Task directions: In the copy, include every entry exactly but none of the pictures.

▼▼▼

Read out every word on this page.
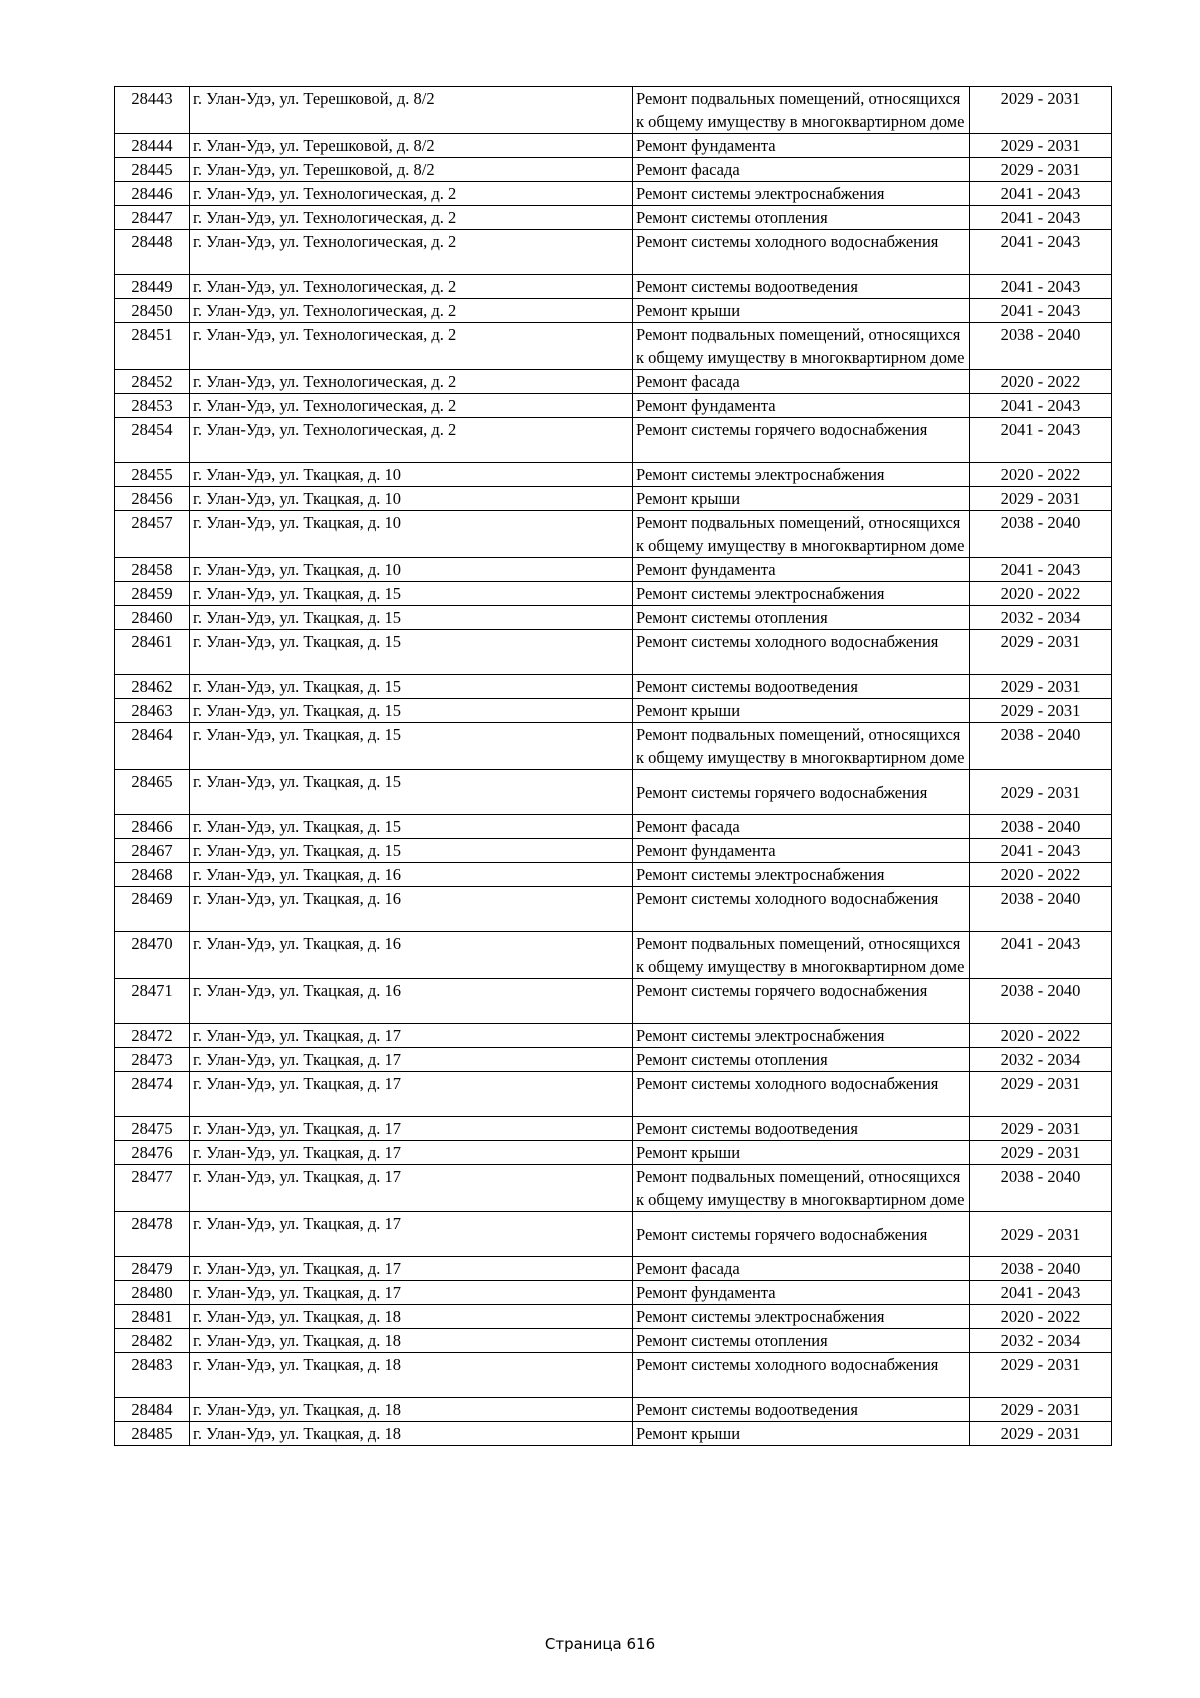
28443	г. Улан-Удэ, ул. Терешковой, д. 8/2	Ремонт подвальных помещений, относящихся к общему имуществу в многоквартирном доме	2029 - 2031
28444	г. Улан-Удэ, ул. Терешковой, д. 8/2	Ремонт фундамента	2029 - 2031
28445	г. Улан-Удэ, ул. Терешковой, д. 8/2	Ремонт фасада	2029 - 2031
28446	г. Улан-Удэ, ул. Технологическая, д. 2	Ремонт системы электроснабжения	2041 - 2043
28447	г. Улан-Удэ, ул. Технологическая, д. 2	Ремонт системы отопления	2041 - 2043
28448	г. Улан-Удэ, ул. Технологическая, д. 2	Ремонт системы холодного водоснабжения	2041 - 2043
28449	г. Улан-Удэ, ул. Технологическая, д. 2	Ремонт системы водоотведения	2041 - 2043
28450	г. Улан-Удэ, ул. Технологическая, д. 2	Ремонт крыши	2041 - 2043
28451	г. Улан-Удэ, ул. Технологическая, д. 2	Ремонт подвальных помещений, относящихся к общему имуществу в многоквартирном доме	2038 - 2040
28452	г. Улан-Удэ, ул. Технологическая, д. 2	Ремонт фасада	2020 - 2022
28453	г. Улан-Удэ, ул. Технологическая, д. 2	Ремонт фундамента	2041 - 2043
28454	г. Улан-Удэ, ул. Технологическая, д. 2	Ремонт системы горячего водоснабжения	2041 - 2043
28455	г. Улан-Удэ, ул. Ткацкая, д. 10	Ремонт системы электроснабжения	2020 - 2022
28456	г. Улан-Удэ, ул. Ткацкая, д. 10	Ремонт крыши	2029 - 2031
28457	г. Улан-Удэ, ул. Ткацкая, д. 10	Ремонт подвальных помещений, относящихся к общему имуществу в многоквартирном доме	2038 - 2040
28458	г. Улан-Удэ, ул. Ткацкая, д. 10	Ремонт фундамента	2041 - 2043
28459	г. Улан-Удэ, ул. Ткацкая, д. 15	Ремонт системы электроснабжения	2020 - 2022
28460	г. Улан-Удэ, ул. Ткацкая, д. 15	Ремонт системы отопления	2032 - 2034
28461	г. Улан-Удэ, ул. Ткацкая, д. 15	Ремонт системы холодного водоснабжения	2029 - 2031
28462	г. Улан-Удэ, ул. Ткацкая, д. 15	Ремонт системы водоотведения	2029 - 2031
28463	г. Улан-Удэ, ул. Ткацкая, д. 15	Ремонт крыши	2029 - 2031
28464	г. Улан-Удэ, ул. Ткацкая, д. 15	Ремонт подвальных помещений, относящихся к общему имуществу в многоквартирном доме	2038 - 2040
28465	г. Улан-Удэ, ул. Ткацкая, д. 15	Ремонт системы горячего водоснабжения	2029 - 2031
28466	г. Улан-Удэ, ул. Ткацкая, д. 15	Ремонт фасада	2038 - 2040
28467	г. Улан-Удэ, ул. Ткацкая, д. 15	Ремонт фундамента	2041 - 2043
28468	г. Улан-Удэ, ул. Ткацкая, д. 16	Ремонт системы электроснабжения	2020 - 2022
28469	г. Улан-Удэ, ул. Ткацкая, д. 16	Ремонт системы холодного водоснабжения	2038 - 2040
28470	г. Улан-Удэ, ул. Ткацкая, д. 16	Ремонт подвальных помещений, относящихся к общему имуществу в многоквартирном доме	2041 - 2043
28471	г. Улан-Удэ, ул. Ткацкая, д. 16	Ремонт системы горячего водоснабжения	2038 - 2040
28472	г. Улан-Удэ, ул. Ткацкая, д. 17	Ремонт системы электроснабжения	2020 - 2022
28473	г. Улан-Удэ, ул. Ткацкая, д. 17	Ремонт системы отопления	2032 - 2034
28474	г. Улан-Удэ, ул. Ткацкая, д. 17	Ремонт системы холодного водоснабжения	2029 - 2031
28475	г. Улан-Удэ, ул. Ткацкая, д. 17	Ремонт системы водоотведения	2029 - 2031
28476	г. Улан-Удэ, ул. Ткацкая, д. 17	Ремонт крыши	2029 - 2031
28477	г. Улан-Удэ, ул. Ткацкая, д. 17	Ремонт подвальных помещений, относящихся к общему имуществу в многоквартирном доме	2038 - 2040
28478	г. Улан-Удэ, ул. Ткацкая, д. 17	Ремонт системы горячего водоснабжения	2029 - 2031
28479	г. Улан-Удэ, ул. Ткацкая, д. 17	Ремонт фасада	2038 - 2040
28480	г. Улан-Удэ, ул. Ткацкая, д. 17	Ремонт фундамента	2041 - 2043
28481	г. Улан-Удэ, ул. Ткацкая, д. 18	Ремонт системы электроснабжения	2020 - 2022
28482	г. Улан-Удэ, ул. Ткацкая, д. 18	Ремонт системы отопления	2032 - 2034
28483	г. Улан-Удэ, ул. Ткацкая, д. 18	Ремонт системы холодного водоснабжения	2029 - 2031
28484	г. Улан-Удэ, ул. Ткацкая, д. 18	Ремонт системы водоотведения	2029 - 2031
28485	г. Улан-Удэ, ул. Ткацкая, д. 18	Ремонт крыши	2029 - 2031
Страница 616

▲▲▲

Solution to this problem:
Read out every word on this page.
28443	г. Улан-Удэ, ул. Терешковой, д. 8/2	Ремонт подвальных помещений, относящихся к общему имуществу в многоквартирном доме	2029 - 2031
28444	г. Улан-Удэ, ул. Терешковой, д. 8/2	Ремонт фундамента	2029 - 2031
28445	г. Улан-Удэ, ул. Терешковой, д. 8/2	Ремонт фасада	2029 - 2031
28446	г. Улан-Удэ, ул. Технологическая, д. 2	Ремонт системы электроснабжения	2041 - 2043
28447	г. Улан-Удэ, ул. Технологическая, д. 2	Ремонт системы отопления	2041 - 2043
28448	г. Улан-Удэ, ул. Технологическая, д. 2	Ремонт системы холодного водоснабжения	2041 - 2043
28449	г. Улан-Удэ, ул. Технологическая, д. 2	Ремонт системы водоотведения	2041 - 2043
28450	г. Улан-Удэ, ул. Технологическая, д. 2	Ремонт крыши	2041 - 2043
28451	г. Улан-Удэ, ул. Технологическая, д. 2	Ремонт подвальных помещений, относящихся к общему имуществу в многоквартирном доме	2038 - 2040
28452	г. Улан-Удэ, ул. Технологическая, д. 2	Ремонт фасада	2020 - 2022
28453	г. Улан-Удэ, ул. Технологическая, д. 2	Ремонт фундамента	2041 - 2043
28454	г. Улан-Удэ, ул. Технологическая, д. 2	Ремонт системы горячего водоснабжения	2041 - 2043
28455	г. Улан-Удэ, ул. Ткацкая, д. 10	Ремонт системы электроснабжения	2020 - 2022
28456	г. Улан-Удэ, ул. Ткацкая, д. 10	Ремонт крыши	2029 - 2031
28457	г. Улан-Удэ, ул. Ткацкая, д. 10	Ремонт подвальных помещений, относящихся к общему имуществу в многоквартирном доме	2038 - 2040
28458	г. Улан-Удэ, ул. Ткацкая, д. 10	Ремонт фундамента	2041 - 2043
28459	г. Улан-Удэ, ул. Ткацкая, д. 15	Ремонт системы электроснабжения	2020 - 2022
28460	г. Улан-Удэ, ул. Ткацкая, д. 15	Ремонт системы отопления	2032 - 2034
28461	г. Улан-Удэ, ул. Ткацкая, д. 15	Ремонт системы холодного водоснабжения	2029 - 2031
28462	г. Улан-Удэ, ул. Ткацкая, д. 15	Ремонт системы водоотведения	2029 - 2031
28463	г. Улан-Удэ, ул. Ткацкая, д. 15	Ремонт крыши	2029 - 2031
28464	г. Улан-Удэ, ул. Ткацкая, д. 15	Ремонт подвальных помещений, относящихся к общему имуществу в многоквартирном доме	2038 - 2040
28465	г. Улан-Удэ, ул. Ткацкая, д. 15	Ремонт системы горячего водоснабжения	2029 - 2031
28466	г. Улан-Удэ, ул. Ткацкая, д. 15	Ремонт фасада	2038 - 2040
28467	г. Улан-Удэ, ул. Ткацкая, д. 15	Ремонт фундамента	2041 - 2043
28468	г. Улан-Удэ, ул. Ткацкая, д. 16	Ремонт системы электроснабжения	2020 - 2022
28469	г. Улан-Удэ, ул. Ткацкая, д. 16	Ремонт системы холодного водоснабжения	2038 - 2040
28470	г. Улан-Удэ, ул. Ткацкая, д. 16	Ремонт подвальных помещений, относящихся к общему имуществу в многоквартирном доме	2041 - 2043
28471	г. Улан-Удэ, ул. Ткацкая, д. 16	Ремонт системы горячего водоснабжения	2038 - 2040
28472	г. Улан-Удэ, ул. Ткацкая, д. 17	Ремонт системы электроснабжения	2020 - 2022
28473	г. Улан-Удэ, ул. Ткацкая, д. 17	Ремонт системы отопления	2032 - 2034
28474	г. Улан-Удэ, ул. Ткацкая, д. 17	Ремонт системы холодного водоснабжения	2029 - 2031
28475	г. Улан-Удэ, ул. Ткацкая, д. 17	Ремонт системы водоотведения	2029 - 2031
28476	г. Улан-Удэ, ул. Ткацкая, д. 17	Ремонт крыши	2029 - 2031
28477	г. Улан-Удэ, ул. Ткацкая, д. 17	Ремонт подвальных помещений, относящихся к общему имуществу в многоквартирном доме	2038 - 2040
28478	г. Улан-Удэ, ул. Ткацкая, д. 17	Ремонт системы горячего водоснабжения	2029 - 2031
28479	г. Улан-Удэ, ул. Ткацкая, д. 17	Ремонт фасада	2038 - 2040
28480	г. Улан-Удэ, ул. Ткацкая, д. 17	Ремонт фундамента	2041 - 2043
28481	г. Улан-Удэ, ул. Ткацкая, д. 18	Ремонт системы электроснабжения	2020 - 2022
28482	г. Улан-Удэ, ул. Ткацкая, д. 18	Ремонт системы отопления	2032 - 2034
28483	г. Улан-Удэ, ул. Ткацкая, д. 18	Ремонт системы холодного водоснабжения	2029 - 2031
28484	г. Улан-Удэ, ул. Ткацкая, д. 18	Ремонт системы водоотведения	2029 - 2031
28485	г. Улан-Удэ, ул. Ткацкая, д. 18	Ремонт крыши	2029 - 2031
Страница 616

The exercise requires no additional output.